┌──

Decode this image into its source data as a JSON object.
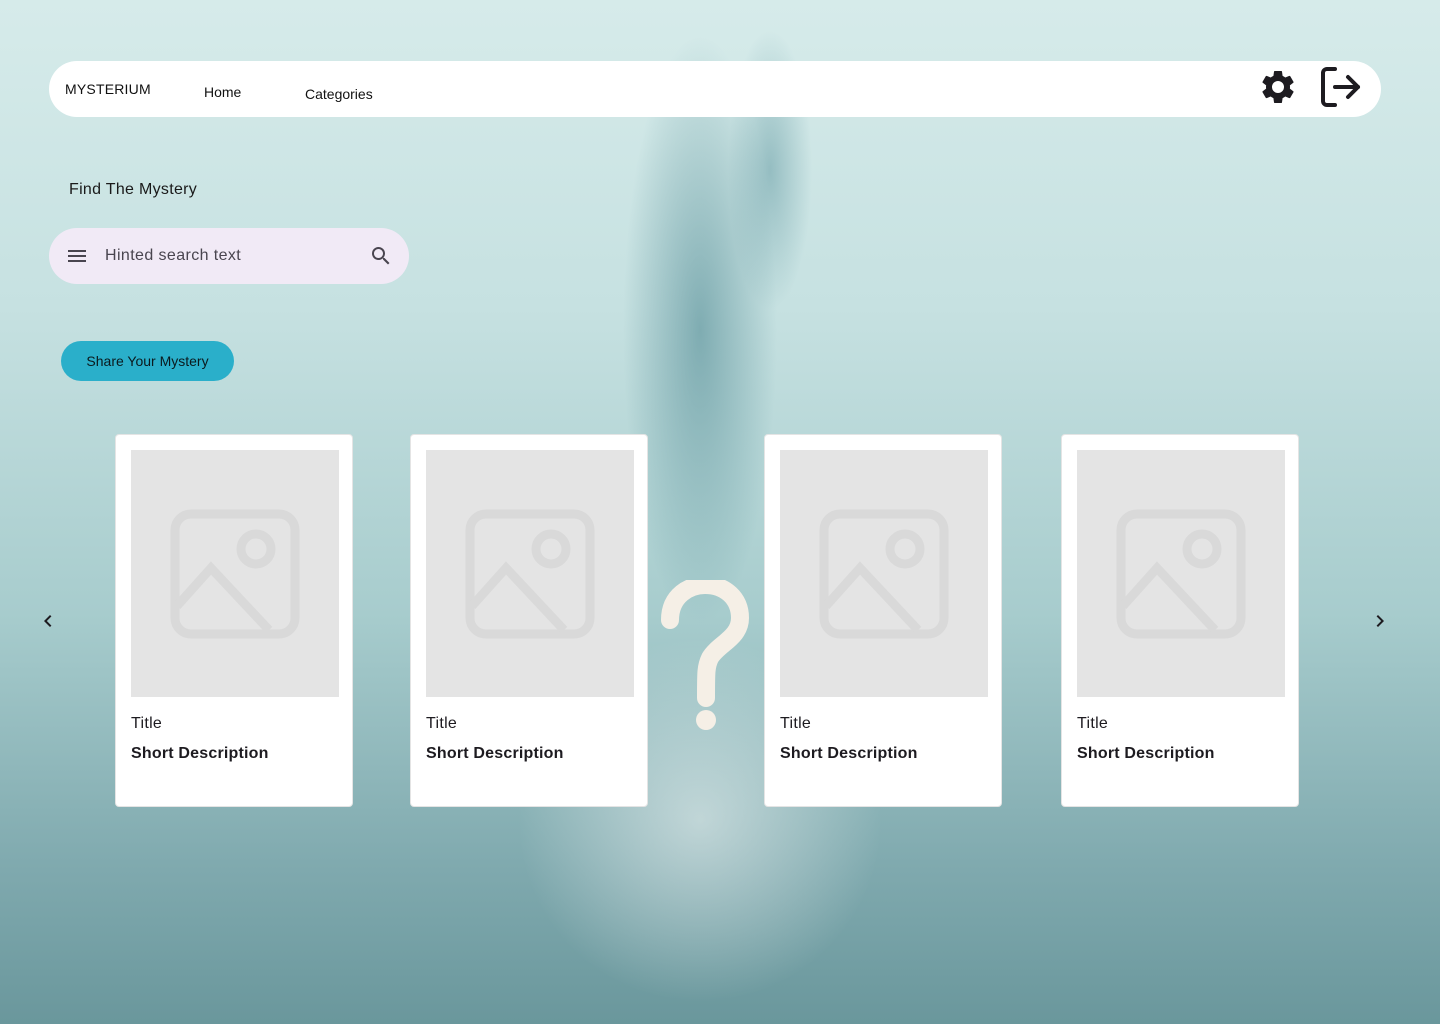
{
  "nav": {
    "brand": "MYSTERIUM",
    "links": [
      "Home",
      "Categories"
    ],
    "icons": [
      "gear-icon",
      "logout-icon"
    ]
  },
  "main": {
    "heading": "Find The Mystery",
    "search": {
      "placeholder": "Hinted search text"
    },
    "share_button": "Share Your Mystery"
  },
  "carousel": {
    "cards": [
      {
        "title": "Title",
        "description": "Short Description"
      },
      {
        "title": "Title",
        "description": "Short Description"
      },
      {
        "title": "Title",
        "description": "Short Description"
      },
      {
        "title": "Title",
        "description": "Short Description"
      }
    ]
  },
  "colors": {
    "accent": "#2aafca",
    "search_bg": "#f1eaf6",
    "placeholder_bg": "#e4e4e4"
  }
}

└──

_TASK INSTRUCTIONS_. Transcribe the material as is, with images omitted.

_RESULT OF THIS TASK_.
Decode this image into its source data as a JSON object.
{
  "nav": {
    "brand": "MYSTERIUM",
    "links": [
      "Home",
      "Categories"
    ],
    "icons": [
      "gear-icon",
      "logout-icon"
    ]
  },
  "main": {
    "heading": "Find The Mystery",
    "search": {
      "placeholder": "Hinted search text"
    },
    "share_button": "Share Your Mystery"
  },
  "carousel": {
    "cards": [
      {
        "title": "Title",
        "description": "Short Description"
      },
      {
        "title": "Title",
        "description": "Short Description"
      },
      {
        "title": "Title",
        "description": "Short Description"
      },
      {
        "title": "Title",
        "description": "Short Description"
      }
    ]
  },
  "colors": {
    "accent": "#2aafca",
    "search_bg": "#f1eaf6",
    "placeholder_bg": "#e4e4e4"
  }
}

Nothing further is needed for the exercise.